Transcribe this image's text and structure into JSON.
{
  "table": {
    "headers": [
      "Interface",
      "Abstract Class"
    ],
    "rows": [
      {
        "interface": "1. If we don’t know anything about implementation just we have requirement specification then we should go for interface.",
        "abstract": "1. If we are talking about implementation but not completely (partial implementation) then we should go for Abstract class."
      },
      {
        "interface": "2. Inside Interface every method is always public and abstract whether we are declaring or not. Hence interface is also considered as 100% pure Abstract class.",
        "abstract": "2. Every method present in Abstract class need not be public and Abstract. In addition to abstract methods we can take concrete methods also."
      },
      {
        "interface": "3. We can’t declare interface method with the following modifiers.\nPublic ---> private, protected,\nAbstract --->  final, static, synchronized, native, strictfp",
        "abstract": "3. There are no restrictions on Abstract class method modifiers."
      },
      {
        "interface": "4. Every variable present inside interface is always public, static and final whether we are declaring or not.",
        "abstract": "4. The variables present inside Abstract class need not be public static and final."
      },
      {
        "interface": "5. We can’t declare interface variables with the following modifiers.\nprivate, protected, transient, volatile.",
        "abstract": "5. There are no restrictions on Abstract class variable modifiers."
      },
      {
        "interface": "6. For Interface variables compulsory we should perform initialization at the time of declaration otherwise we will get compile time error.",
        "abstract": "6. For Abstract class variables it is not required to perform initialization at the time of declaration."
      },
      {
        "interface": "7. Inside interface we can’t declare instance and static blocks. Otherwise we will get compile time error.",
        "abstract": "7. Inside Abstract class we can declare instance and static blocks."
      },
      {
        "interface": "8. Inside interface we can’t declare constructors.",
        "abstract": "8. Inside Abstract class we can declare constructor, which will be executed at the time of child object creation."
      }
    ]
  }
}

PROBLEM TO SOLVE - Every record shown above should be written out again exactly.

SOLUTION TO THE EXERCISE -
Transcribe this image's text and structure into JSON.
{
  "table": {
    "headers": [
      "Interface",
      "Abstract Class"
    ],
    "rows": [
      {
        "interface": "1. If we don’t know anything about implementation just we have requirement specification then we should go for interface.",
        "abstract": "1. If we are talking about implementation but not completely (partial implementation) then we should go for Abstract class."
      },
      {
        "interface": "2. Inside Interface every method is always public and abstract whether we are declaring or not. Hence interface is also considered as 100% pure Abstract class.",
        "abstract": "2. Every method present in Abstract class need not be public and Abstract. In addition to abstract methods we can take concrete methods also."
      },
      {
        "interface": "3. We can’t declare interface method with the following modifiers.\nPublic ---> private, protected,\nAbstract --->  final, static, synchronized, native, strictfp",
        "abstract": "3. There are no restrictions on Abstract class method modifiers."
      },
      {
        "interface": "4. Every variable present inside interface is always public, static and final whether we are declaring or not.",
        "abstract": "4. The variables present inside Abstract class need not be public static and final."
      },
      {
        "interface": "5. We can’t declare interface variables with the following modifiers.\nprivate, protected, transient, volatile.",
        "abstract": "5. There are no restrictions on Abstract class variable modifiers."
      },
      {
        "interface": "6. For Interface variables compulsory we should perform initialization at the time of declaration otherwise we will get compile time error.",
        "abstract": "6. For Abstract class variables it is not required to perform initialization at the time of declaration."
      },
      {
        "interface": "7. Inside interface we can’t declare instance and static blocks. Otherwise we will get compile time error.",
        "abstract": "7. Inside Abstract class we can declare instance and static blocks."
      },
      {
        "interface": "8. Inside interface we can’t declare constructors.",
        "abstract": "8. Inside Abstract class we can declare constructor, which will be executed at the time of child object creation."
      }
    ]
  }
}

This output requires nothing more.